■ **DATA PROVIDED**:
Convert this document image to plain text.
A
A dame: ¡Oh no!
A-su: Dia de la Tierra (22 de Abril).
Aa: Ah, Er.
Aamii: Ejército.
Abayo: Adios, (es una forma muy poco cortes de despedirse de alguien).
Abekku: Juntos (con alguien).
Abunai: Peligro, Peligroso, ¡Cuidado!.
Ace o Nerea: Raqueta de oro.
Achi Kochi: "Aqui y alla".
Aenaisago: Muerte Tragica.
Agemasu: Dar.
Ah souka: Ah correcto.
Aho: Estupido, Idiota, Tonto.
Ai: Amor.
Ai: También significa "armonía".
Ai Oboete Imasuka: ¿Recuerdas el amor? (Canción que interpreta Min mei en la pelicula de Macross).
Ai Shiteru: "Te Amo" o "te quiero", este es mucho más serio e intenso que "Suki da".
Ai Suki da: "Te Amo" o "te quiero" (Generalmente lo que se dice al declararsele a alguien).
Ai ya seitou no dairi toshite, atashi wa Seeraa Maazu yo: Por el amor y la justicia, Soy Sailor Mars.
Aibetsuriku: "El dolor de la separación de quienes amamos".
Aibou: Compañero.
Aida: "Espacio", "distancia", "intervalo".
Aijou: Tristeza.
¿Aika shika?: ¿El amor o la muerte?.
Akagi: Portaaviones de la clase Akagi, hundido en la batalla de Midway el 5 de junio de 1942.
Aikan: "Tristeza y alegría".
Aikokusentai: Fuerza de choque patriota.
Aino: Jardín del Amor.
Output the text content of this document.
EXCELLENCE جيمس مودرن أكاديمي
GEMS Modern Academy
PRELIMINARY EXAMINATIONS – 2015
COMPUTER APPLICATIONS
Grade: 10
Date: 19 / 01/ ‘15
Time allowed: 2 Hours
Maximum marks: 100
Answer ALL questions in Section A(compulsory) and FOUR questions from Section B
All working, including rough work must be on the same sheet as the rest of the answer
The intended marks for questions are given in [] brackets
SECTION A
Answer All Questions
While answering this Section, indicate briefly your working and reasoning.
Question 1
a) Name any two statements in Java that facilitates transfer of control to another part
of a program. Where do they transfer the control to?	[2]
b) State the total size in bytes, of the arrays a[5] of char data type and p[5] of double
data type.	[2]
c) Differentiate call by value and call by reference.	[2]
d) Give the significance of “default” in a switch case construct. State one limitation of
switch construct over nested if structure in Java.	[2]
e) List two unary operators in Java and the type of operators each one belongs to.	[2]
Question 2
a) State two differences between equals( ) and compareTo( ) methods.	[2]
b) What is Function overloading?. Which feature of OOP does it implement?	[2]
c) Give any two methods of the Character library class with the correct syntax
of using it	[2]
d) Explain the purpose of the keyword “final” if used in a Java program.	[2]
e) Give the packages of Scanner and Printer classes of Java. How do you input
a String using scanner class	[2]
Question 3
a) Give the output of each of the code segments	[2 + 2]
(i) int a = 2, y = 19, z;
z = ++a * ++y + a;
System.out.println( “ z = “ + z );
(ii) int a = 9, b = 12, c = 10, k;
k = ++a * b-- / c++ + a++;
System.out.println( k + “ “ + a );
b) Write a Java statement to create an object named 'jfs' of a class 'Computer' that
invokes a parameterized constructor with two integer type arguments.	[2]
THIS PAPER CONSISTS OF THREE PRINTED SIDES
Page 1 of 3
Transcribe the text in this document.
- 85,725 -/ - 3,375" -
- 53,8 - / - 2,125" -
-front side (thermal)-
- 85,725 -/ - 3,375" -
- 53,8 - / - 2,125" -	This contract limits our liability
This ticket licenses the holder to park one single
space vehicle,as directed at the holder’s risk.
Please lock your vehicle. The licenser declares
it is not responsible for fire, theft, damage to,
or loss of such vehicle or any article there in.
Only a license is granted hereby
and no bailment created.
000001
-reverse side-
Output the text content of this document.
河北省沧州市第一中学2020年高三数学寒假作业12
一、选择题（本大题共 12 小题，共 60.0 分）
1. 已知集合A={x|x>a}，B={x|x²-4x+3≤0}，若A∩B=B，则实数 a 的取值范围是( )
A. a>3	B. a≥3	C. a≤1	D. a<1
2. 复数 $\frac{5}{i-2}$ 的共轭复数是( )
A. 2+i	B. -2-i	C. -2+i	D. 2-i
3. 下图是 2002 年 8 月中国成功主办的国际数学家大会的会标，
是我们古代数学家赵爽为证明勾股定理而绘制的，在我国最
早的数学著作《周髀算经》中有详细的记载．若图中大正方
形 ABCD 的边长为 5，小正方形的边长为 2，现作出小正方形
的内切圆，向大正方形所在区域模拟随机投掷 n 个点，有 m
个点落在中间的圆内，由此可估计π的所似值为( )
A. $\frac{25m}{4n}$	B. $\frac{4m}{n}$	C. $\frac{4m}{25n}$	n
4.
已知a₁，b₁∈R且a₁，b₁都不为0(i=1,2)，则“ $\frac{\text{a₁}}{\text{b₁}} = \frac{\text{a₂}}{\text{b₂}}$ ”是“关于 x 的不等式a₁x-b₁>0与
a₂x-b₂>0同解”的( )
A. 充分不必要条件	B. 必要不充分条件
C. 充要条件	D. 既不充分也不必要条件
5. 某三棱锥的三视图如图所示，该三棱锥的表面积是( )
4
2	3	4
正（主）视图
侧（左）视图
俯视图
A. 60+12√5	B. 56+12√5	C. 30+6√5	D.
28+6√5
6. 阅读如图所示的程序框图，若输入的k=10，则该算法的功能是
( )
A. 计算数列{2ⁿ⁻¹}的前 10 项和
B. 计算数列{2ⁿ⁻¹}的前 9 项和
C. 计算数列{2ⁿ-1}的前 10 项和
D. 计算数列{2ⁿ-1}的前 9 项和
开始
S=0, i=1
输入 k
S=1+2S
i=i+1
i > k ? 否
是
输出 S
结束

■ **TO DO**:
Print every line of the records exactly. Omit nothing.

■ **ANSWER BELOW**:
Convert this document image to plain text.
A
A dame: ¡Oh no!
A-su: Dia de la Tierra (22 de Abril).
Aa: Ah, Er.
Aamii: Ejército.
Abayo: Adios, (es una forma muy poco cortes de despedirse de alguien).
Abekku: Juntos (con alguien).
Abunai: Peligro, Peligroso, ¡Cuidado!.
Ace o Nerea: Raqueta de oro.
Achi Kochi: "Aqui y alla".
Aenaisago: Muerte Tragica.
Agemasu: Dar.
Ah souka: Ah correcto.
Aho: Estupido, Idiota, Tonto.
Ai: Amor.
Ai: También significa "armonía".
Ai Oboete Imasuka: ¿Recuerdas el amor? (Canción que interpreta Min mei en la pelicula de Macross).
Ai Shiteru: "Te Amo" o "te quiero", este es mucho más serio e intenso que "Suki da".
Ai Suki da: "Te Amo" o "te quiero" (Generalmente lo que se dice al declararsele a alguien).
Ai ya seitou no dairi toshite, atashi wa Seeraa Maazu yo: Por el amor y la justicia, Soy Sailor Mars.
Aibetsuriku: "El dolor de la separación de quienes amamos".
Aibou: Compañero.
Aida: "Espacio", "distancia", "intervalo".
Aijou: Tristeza.
¿Aika shika?: ¿El amor o la muerte?.
Akagi: Portaaviones de la clase Akagi, hundido en la batalla de Midway el 5 de junio de 1942.
Aikan: "Tristeza y alegría".
Aikokusentai: Fuerza de choque patriota.
Aino: Jardín del Amor.
Output the text content of this document.
EXCELLENCE جيمس مودرن أكاديمي
GEMS Modern Academy
PRELIMINARY EXAMINATIONS – 2015
COMPUTER APPLICATIONS
Grade: 10
Date: 19 / 01/ ‘15
Time allowed: 2 Hours
Maximum marks: 100
Answer ALL questions in Section A(compulsory) and FOUR questions from Section B
All working, including rough work must be on the same sheet as the rest of the answer
The intended marks for questions are given in [] brackets
SECTION A
Answer All Questions
While answering this Section, indicate briefly your working and reasoning.
Question 1
a) Name any two statements in Java that facilitates transfer of control to another part
of a program. Where do they transfer the control to?	[2]
b) State the total size in bytes, of the arrays a[5] of char data type and p[5] of double
data type.	[2]
c) Differentiate call by value and call by reference.	[2]
d) Give the significance of “default” in a switch case construct. State one limitation of
switch construct over nested if structure in Java.	[2]
e) List two unary operators in Java and the type of operators each one belongs to.	[2]
Question 2
a) State two differences between equals( ) and compareTo( ) methods.	[2]
b) What is Function overloading?. Which feature of OOP does it implement?	[2]
c) Give any two methods of the Character library class with the correct syntax
of using it	[2]
d) Explain the purpose of the keyword “final” if used in a Java program.	[2]
e) Give the packages of Scanner and Printer classes of Java. How do you input
a String using scanner class	[2]
Question 3
a) Give the output of each of the code segments	[2 + 2]
(i) int a = 2, y = 19, z;
z = ++a * ++y + a;
System.out.println( “ z = “ + z );
(ii) int a = 9, b = 12, c = 10, k;
k = ++a * b-- / c++ + a++;
System.out.println( k + “ “ + a );
b) Write a Java statement to create an object named 'jfs' of a class 'Computer' that
invokes a parameterized constructor with two integer type arguments.	[2]
THIS PAPER CONSISTS OF THREE PRINTED SIDES
Page 1 of 3
Transcribe the text in this document.
- 85,725 -/ - 3,375" -
- 53,8 - / - 2,125" -
-front side (thermal)-
- 85,725 -/ - 3,375" -
- 53,8 - / - 2,125" -	This contract limits our liability
This ticket licenses the holder to park one single
space vehicle,as directed at the holder’s risk.
Please lock your vehicle. The licenser declares
it is not responsible for fire, theft, damage to,
or loss of such vehicle or any article there in.
Only a license is granted hereby
and no bailment created.
000001
-reverse side-
Output the text content of this document.
河北省沧州市第一中学2020年高三数学寒假作业12
一、选择题（本大题共 12 小题，共 60.0 分）
1. 已知集合A={x|x>a}，B={x|x²-4x+3≤0}，若A∩B=B，则实数 a 的取值范围是( )
A. a>3	B. a≥3	C. a≤1	D. a<1
2. 复数 $\frac{5}{i-2}$ 的共轭复数是( )
A. 2+i	B. -2-i	C. -2+i	D. 2-i
3. 下图是 2002 年 8 月中国成功主办的国际数学家大会的会标，
是我们古代数学家赵爽为证明勾股定理而绘制的，在我国最
早的数学著作《周髀算经》中有详细的记载．若图中大正方
形 ABCD 的边长为 5，小正方形的边长为 2，现作出小正方形
的内切圆，向大正方形所在区域模拟随机投掷 n 个点，有 m
个点落在中间的圆内，由此可估计π的所似值为( )
A. $\frac{25m}{4n}$	B. $\frac{4m}{n}$	C. $\frac{4m}{25n}$	n
4.
已知a₁，b₁∈R且a₁，b₁都不为0(i=1,2)，则“ $\frac{\text{a₁}}{\text{b₁}} = \frac{\text{a₂}}{\text{b₂}}$ ”是“关于 x 的不等式a₁x-b₁>0与
a₂x-b₂>0同解”的( )
A. 充分不必要条件	B. 必要不充分条件
C. 充要条件	D. 既不充分也不必要条件
5. 某三棱锥的三视图如图所示，该三棱锥的表面积是( )
4
2	3	4
正（主）视图
侧（左）视图
俯视图
A. 60+12√5	B. 56+12√5	C. 30+6√5	D.
28+6√5
6. 阅读如图所示的程序框图，若输入的k=10，则该算法的功能是
( )
A. 计算数列{2ⁿ⁻¹}的前 10 项和
B. 计算数列{2ⁿ⁻¹}的前 9 项和
C. 计算数列{2ⁿ-1}的前 10 项和
D. 计算数列{2ⁿ-1}的前 9 项和
开始
S=0, i=1
输入 k
S=1+2S
i=i+1
i > k ? 否
是
输出 S
结束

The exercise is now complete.